TASK REQUIREMENTS
Return, word for word, every line that follows.

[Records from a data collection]
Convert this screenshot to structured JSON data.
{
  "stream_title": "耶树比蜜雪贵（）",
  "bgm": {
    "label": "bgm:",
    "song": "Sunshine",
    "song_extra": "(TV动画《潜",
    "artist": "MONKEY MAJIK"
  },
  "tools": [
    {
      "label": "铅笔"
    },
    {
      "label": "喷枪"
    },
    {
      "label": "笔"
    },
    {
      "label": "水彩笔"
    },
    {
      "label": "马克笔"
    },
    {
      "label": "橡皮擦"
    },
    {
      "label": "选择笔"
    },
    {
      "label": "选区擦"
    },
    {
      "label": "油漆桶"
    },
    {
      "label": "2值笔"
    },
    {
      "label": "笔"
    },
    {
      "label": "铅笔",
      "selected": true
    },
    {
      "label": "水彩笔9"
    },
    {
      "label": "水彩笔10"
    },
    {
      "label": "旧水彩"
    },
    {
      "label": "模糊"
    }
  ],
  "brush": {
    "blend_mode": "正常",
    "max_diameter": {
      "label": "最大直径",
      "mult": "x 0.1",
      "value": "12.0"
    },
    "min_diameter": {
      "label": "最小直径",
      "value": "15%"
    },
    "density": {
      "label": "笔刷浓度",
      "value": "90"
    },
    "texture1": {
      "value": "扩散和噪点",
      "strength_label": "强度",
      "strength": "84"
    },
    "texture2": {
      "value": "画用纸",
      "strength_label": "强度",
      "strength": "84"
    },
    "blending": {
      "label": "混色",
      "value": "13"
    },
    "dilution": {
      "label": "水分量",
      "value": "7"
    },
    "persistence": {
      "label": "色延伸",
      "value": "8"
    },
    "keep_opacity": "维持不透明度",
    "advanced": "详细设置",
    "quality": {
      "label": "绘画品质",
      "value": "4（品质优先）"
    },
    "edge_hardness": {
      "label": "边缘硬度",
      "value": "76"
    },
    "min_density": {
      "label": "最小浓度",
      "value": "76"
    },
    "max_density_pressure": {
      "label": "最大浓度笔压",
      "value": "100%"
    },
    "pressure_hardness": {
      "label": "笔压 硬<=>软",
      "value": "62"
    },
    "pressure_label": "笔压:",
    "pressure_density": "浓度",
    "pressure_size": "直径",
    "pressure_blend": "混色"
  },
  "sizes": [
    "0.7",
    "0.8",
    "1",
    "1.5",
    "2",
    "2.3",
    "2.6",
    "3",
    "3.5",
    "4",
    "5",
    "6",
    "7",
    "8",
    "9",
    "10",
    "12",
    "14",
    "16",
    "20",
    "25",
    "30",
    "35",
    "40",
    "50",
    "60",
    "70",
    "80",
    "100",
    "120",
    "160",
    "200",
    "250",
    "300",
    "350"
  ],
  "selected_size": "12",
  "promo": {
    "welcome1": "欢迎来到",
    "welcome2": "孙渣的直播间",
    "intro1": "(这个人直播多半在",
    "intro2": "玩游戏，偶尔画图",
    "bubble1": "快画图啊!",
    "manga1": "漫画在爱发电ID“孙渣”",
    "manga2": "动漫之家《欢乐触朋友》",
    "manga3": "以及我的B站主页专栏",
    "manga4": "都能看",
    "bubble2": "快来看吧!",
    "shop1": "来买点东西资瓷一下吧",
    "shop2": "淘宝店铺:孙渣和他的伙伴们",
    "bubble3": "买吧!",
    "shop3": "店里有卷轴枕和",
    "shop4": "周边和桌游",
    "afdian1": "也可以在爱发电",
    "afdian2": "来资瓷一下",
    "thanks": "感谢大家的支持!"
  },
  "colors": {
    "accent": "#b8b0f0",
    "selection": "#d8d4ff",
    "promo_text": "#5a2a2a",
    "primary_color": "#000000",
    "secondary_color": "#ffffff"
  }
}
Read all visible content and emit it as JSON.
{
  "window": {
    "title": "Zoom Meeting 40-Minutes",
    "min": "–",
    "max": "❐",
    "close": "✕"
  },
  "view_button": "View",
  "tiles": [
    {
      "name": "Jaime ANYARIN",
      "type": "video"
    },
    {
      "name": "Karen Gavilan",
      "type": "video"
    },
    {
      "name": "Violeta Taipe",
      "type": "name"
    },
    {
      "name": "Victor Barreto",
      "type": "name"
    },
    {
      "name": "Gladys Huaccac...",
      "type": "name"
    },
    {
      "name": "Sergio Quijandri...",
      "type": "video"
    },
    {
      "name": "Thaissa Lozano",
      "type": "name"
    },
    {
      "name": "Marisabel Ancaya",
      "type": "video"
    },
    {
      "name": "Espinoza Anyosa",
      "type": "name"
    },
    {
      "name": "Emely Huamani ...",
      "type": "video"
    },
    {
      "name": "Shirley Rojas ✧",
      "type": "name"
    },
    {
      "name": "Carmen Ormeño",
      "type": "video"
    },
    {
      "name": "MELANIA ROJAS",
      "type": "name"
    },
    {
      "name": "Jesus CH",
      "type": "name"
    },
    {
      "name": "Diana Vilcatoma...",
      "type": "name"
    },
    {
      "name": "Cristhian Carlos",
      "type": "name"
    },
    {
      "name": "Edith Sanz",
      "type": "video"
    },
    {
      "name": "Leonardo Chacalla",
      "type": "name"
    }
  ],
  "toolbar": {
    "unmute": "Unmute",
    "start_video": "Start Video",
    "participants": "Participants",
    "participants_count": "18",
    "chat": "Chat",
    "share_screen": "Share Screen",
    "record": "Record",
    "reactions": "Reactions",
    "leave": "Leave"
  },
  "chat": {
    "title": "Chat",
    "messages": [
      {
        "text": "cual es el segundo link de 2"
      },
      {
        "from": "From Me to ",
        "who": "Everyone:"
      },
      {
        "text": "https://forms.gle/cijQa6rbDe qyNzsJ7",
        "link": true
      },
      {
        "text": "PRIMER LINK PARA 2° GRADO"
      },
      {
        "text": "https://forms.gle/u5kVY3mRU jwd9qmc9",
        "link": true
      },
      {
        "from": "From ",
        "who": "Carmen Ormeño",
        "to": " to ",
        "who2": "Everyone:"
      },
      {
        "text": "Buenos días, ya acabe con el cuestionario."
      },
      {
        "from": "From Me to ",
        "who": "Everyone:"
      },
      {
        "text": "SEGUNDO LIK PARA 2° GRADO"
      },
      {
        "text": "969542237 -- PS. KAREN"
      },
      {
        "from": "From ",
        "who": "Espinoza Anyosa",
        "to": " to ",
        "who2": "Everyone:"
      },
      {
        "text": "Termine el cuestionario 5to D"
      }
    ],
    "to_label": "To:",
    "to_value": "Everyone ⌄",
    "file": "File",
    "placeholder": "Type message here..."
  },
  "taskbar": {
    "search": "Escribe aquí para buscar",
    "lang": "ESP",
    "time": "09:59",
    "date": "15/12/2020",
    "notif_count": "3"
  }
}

OUTPUT OF THE TASK
Convert this screenshot to structured JSON data.
{
  "stream_title": "耶树比蜜雪贵（）",
  "bgm": {
    "label": "bgm:",
    "song": "Sunshine",
    "song_extra": "(TV动画《潜",
    "artist": "MONKEY MAJIK"
  },
  "tools": [
    {
      "label": "铅笔"
    },
    {
      "label": "喷枪"
    },
    {
      "label": "笔"
    },
    {
      "label": "水彩笔"
    },
    {
      "label": "马克笔"
    },
    {
      "label": "橡皮擦"
    },
    {
      "label": "选择笔"
    },
    {
      "label": "选区擦"
    },
    {
      "label": "油漆桶"
    },
    {
      "label": "2值笔"
    },
    {
      "label": "笔"
    },
    {
      "label": "铅笔",
      "selected": true
    },
    {
      "label": "水彩笔9"
    },
    {
      "label": "水彩笔10"
    },
    {
      "label": "旧水彩"
    },
    {
      "label": "模糊"
    }
  ],
  "brush": {
    "blend_mode": "正常",
    "max_diameter": {
      "label": "最大直径",
      "mult": "x 0.1",
      "value": "12.0"
    },
    "min_diameter": {
      "label": "最小直径",
      "value": "15%"
    },
    "density": {
      "label": "笔刷浓度",
      "value": "90"
    },
    "texture1": {
      "value": "扩散和噪点",
      "strength_label": "强度",
      "strength": "84"
    },
    "texture2": {
      "value": "画用纸",
      "strength_label": "强度",
      "strength": "84"
    },
    "blending": {
      "label": "混色",
      "value": "13"
    },
    "dilution": {
      "label": "水分量",
      "value": "7"
    },
    "persistence": {
      "label": "色延伸",
      "value": "8"
    },
    "keep_opacity": "维持不透明度",
    "advanced": "详细设置",
    "quality": {
      "label": "绘画品质",
      "value": "4（品质优先）"
    },
    "edge_hardness": {
      "label": "边缘硬度",
      "value": "76"
    },
    "min_density": {
      "label": "最小浓度",
      "value": "76"
    },
    "max_density_pressure": {
      "label": "最大浓度笔压",
      "value": "100%"
    },
    "pressure_hardness": {
      "label": "笔压 硬<=>软",
      "value": "62"
    },
    "pressure_label": "笔压:",
    "pressure_density": "浓度",
    "pressure_size": "直径",
    "pressure_blend": "混色"
  },
  "sizes": [
    "0.7",
    "0.8",
    "1",
    "1.5",
    "2",
    "2.3",
    "2.6",
    "3",
    "3.5",
    "4",
    "5",
    "6",
    "7",
    "8",
    "9",
    "10",
    "12",
    "14",
    "16",
    "20",
    "25",
    "30",
    "35",
    "40",
    "50",
    "60",
    "70",
    "80",
    "100",
    "120",
    "160",
    "200",
    "250",
    "300",
    "350"
  ],
  "selected_size": "12",
  "promo": {
    "welcome1": "欢迎来到",
    "welcome2": "孙渣的直播间",
    "intro1": "(这个人直播多半在",
    "intro2": "玩游戏，偶尔画图",
    "bubble1": "快画图啊!",
    "manga1": "漫画在爱发电ID“孙渣”",
    "manga2": "动漫之家《欢乐触朋友》",
    "manga3": "以及我的B站主页专栏",
    "manga4": "都能看",
    "bubble2": "快来看吧!",
    "shop1": "来买点东西资瓷一下吧",
    "shop2": "淘宝店铺:孙渣和他的伙伴们",
    "bubble3": "买吧!",
    "shop3": "店里有卷轴枕和",
    "shop4": "周边和桌游",
    "afdian1": "也可以在爱发电",
    "afdian2": "来资瓷一下",
    "thanks": "感谢大家的支持!"
  },
  "colors": {
    "accent": "#b8b0f0",
    "selection": "#d8d4ff",
    "promo_text": "#5a2a2a",
    "primary_color": "#000000",
    "secondary_color": "#ffffff"
  }
}
Read all visible content and emit it as JSON.
{
  "window": {
    "title": "Zoom Meeting 40-Minutes",
    "min": "–",
    "max": "❐",
    "close": "✕"
  },
  "view_button": "View",
  "tiles": [
    {
      "name": "Jaime ANYARIN",
      "type": "video"
    },
    {
      "name": "Karen Gavilan",
      "type": "video"
    },
    {
      "name": "Violeta Taipe",
      "type": "name"
    },
    {
      "name": "Victor Barreto",
      "type": "name"
    },
    {
      "name": "Gladys Huaccac...",
      "type": "name"
    },
    {
      "name": "Sergio Quijandri...",
      "type": "video"
    },
    {
      "name": "Thaissa Lozano",
      "type": "name"
    },
    {
      "name": "Marisabel Ancaya",
      "type": "video"
    },
    {
      "name": "Espinoza Anyosa",
      "type": "name"
    },
    {
      "name": "Emely Huamani ...",
      "type": "video"
    },
    {
      "name": "Shirley Rojas ✧",
      "type": "name"
    },
    {
      "name": "Carmen Ormeño",
      "type": "video"
    },
    {
      "name": "MELANIA ROJAS",
      "type": "name"
    },
    {
      "name": "Jesus CH",
      "type": "name"
    },
    {
      "name": "Diana Vilcatoma...",
      "type": "name"
    },
    {
      "name": "Cristhian Carlos",
      "type": "name"
    },
    {
      "name": "Edith Sanz",
      "type": "video"
    },
    {
      "name": "Leonardo Chacalla",
      "type": "name"
    }
  ],
  "toolbar": {
    "unmute": "Unmute",
    "start_video": "Start Video",
    "participants": "Participants",
    "participants_count": "18",
    "chat": "Chat",
    "share_screen": "Share Screen",
    "record": "Record",
    "reactions": "Reactions",
    "leave": "Leave"
  },
  "chat": {
    "title": "Chat",
    "messages": [
      {
        "text": "cual es el segundo link de 2"
      },
      {
        "from": "From Me to ",
        "who": "Everyone:"
      },
      {
        "text": "https://forms.gle/cijQa6rbDe qyNzsJ7",
        "link": true
      },
      {
        "text": "PRIMER LINK PARA 2° GRADO"
      },
      {
        "text": "https://forms.gle/u5kVY3mRU jwd9qmc9",
        "link": true
      },
      {
        "from": "From ",
        "who": "Carmen Ormeño",
        "to": " to ",
        "who2": "Everyone:"
      },
      {
        "text": "Buenos días, ya acabe con el cuestionario."
      },
      {
        "from": "From Me to ",
        "who": "Everyone:"
      },
      {
        "text": "SEGUNDO LIK PARA 2° GRADO"
      },
      {
        "text": "969542237 -- PS. KAREN"
      },
      {
        "from": "From ",
        "who": "Espinoza Anyosa",
        "to": " to ",
        "who2": "Everyone:"
      },
      {
        "text": "Termine el cuestionario 5to D"
      }
    ],
    "to_label": "To:",
    "to_value": "Everyone ⌄",
    "file": "File",
    "placeholder": "Type message here..."
  },
  "taskbar": {
    "search": "Escribe aquí para buscar",
    "lang": "ESP",
    "time": "09:59",
    "date": "15/12/2020",
    "notif_count": "3"
  }
}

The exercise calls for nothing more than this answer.